start DATA ROWS

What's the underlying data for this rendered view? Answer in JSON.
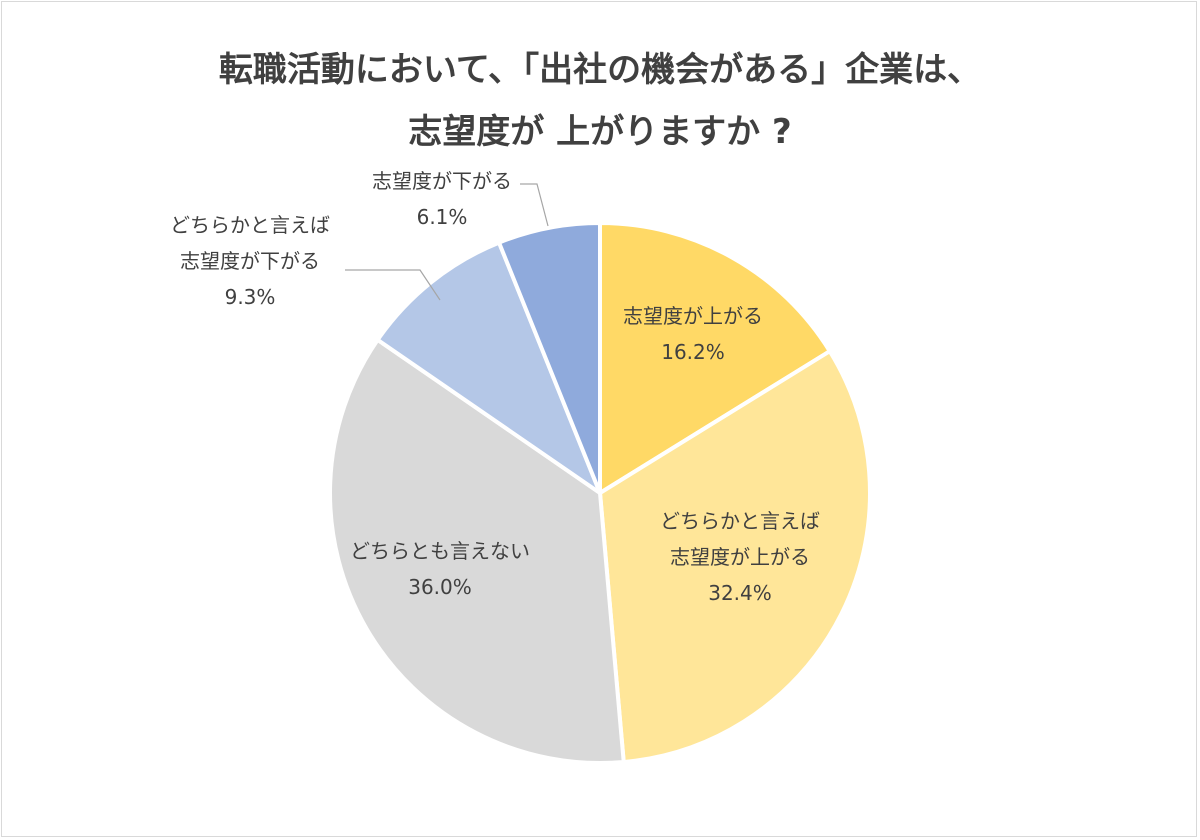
{
  "chart_data": {
    "type": "pie",
    "title_lines": [
      "転職活動において、「出社の機会がある」企業は、",
      "志望度が 上がりますか ?"
    ],
    "slices": [
      {
        "label_lines": [
          "志望度が上がる"
        ],
        "value": 16.2,
        "value_label": "16.2%",
        "color": "#ffd966"
      },
      {
        "label_lines": [
          "どちらかと言えば",
          "志望度が上がる"
        ],
        "value": 32.4,
        "value_label": "32.4%",
        "color": "#ffe699"
      },
      {
        "label_lines": [
          "どちらとも言えない"
        ],
        "value": 36.0,
        "value_label": "36.0%",
        "color": "#d9d9d9"
      },
      {
        "label_lines": [
          "どちらかと言えば",
          "志望度が下がる"
        ],
        "value": 9.3,
        "value_label": "9.3%",
        "color": "#b4c7e7"
      },
      {
        "label_lines": [
          "志望度が下がる"
        ],
        "value": 6.1,
        "value_label": "6.1%",
        "color": "#8faadc"
      }
    ],
    "start": "12 o'clock",
    "direction": "clockwise",
    "slice_border_color": "#ffffff",
    "leader_line_color": "#a6a6a6",
    "legend": "none"
  }
}
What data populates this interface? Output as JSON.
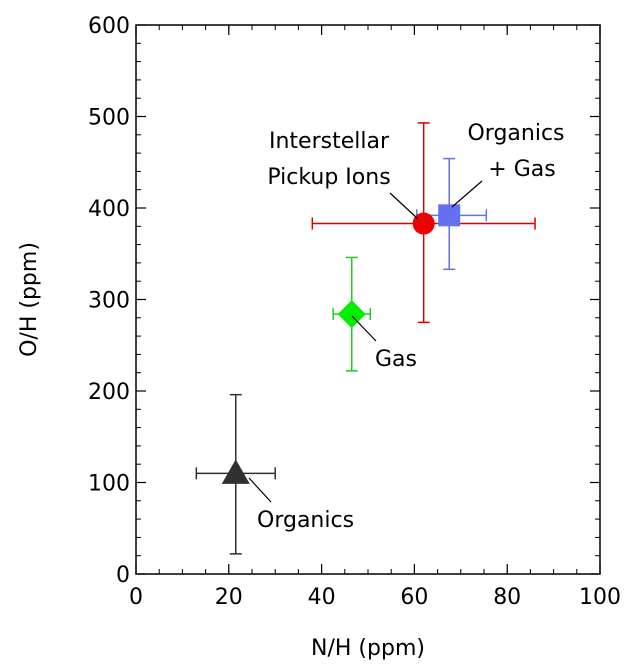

end DATA ROWS

AIM OF THE EXERCISE: Please write out all the data again word for word, but not the pictures.

ANSWER TO THIS PROBLEM:
What's the underlying data for this rendered view? Answer in JSON.
{
  "chart_data": {
    "type": "pie",
    "title_lines": [
      "転職活動において、「出社の機会がある」企業は、",
      "志望度が 上がりますか ?"
    ],
    "slices": [
      {
        "label_lines": [
          "志望度が上がる"
        ],
        "value": 16.2,
        "value_label": "16.2%",
        "color": "#ffd966"
      },
      {
        "label_lines": [
          "どちらかと言えば",
          "志望度が上がる"
        ],
        "value": 32.4,
        "value_label": "32.4%",
        "color": "#ffe699"
      },
      {
        "label_lines": [
          "どちらとも言えない"
        ],
        "value": 36.0,
        "value_label": "36.0%",
        "color": "#d9d9d9"
      },
      {
        "label_lines": [
          "どちらかと言えば",
          "志望度が下がる"
        ],
        "value": 9.3,
        "value_label": "9.3%",
        "color": "#b4c7e7"
      },
      {
        "label_lines": [
          "志望度が下がる"
        ],
        "value": 6.1,
        "value_label": "6.1%",
        "color": "#8faadc"
      }
    ],
    "start": "12 o'clock",
    "direction": "clockwise",
    "slice_border_color": "#ffffff",
    "leader_line_color": "#a6a6a6",
    "legend": "none"
  }
}
What data populates this interface? Output as JSON.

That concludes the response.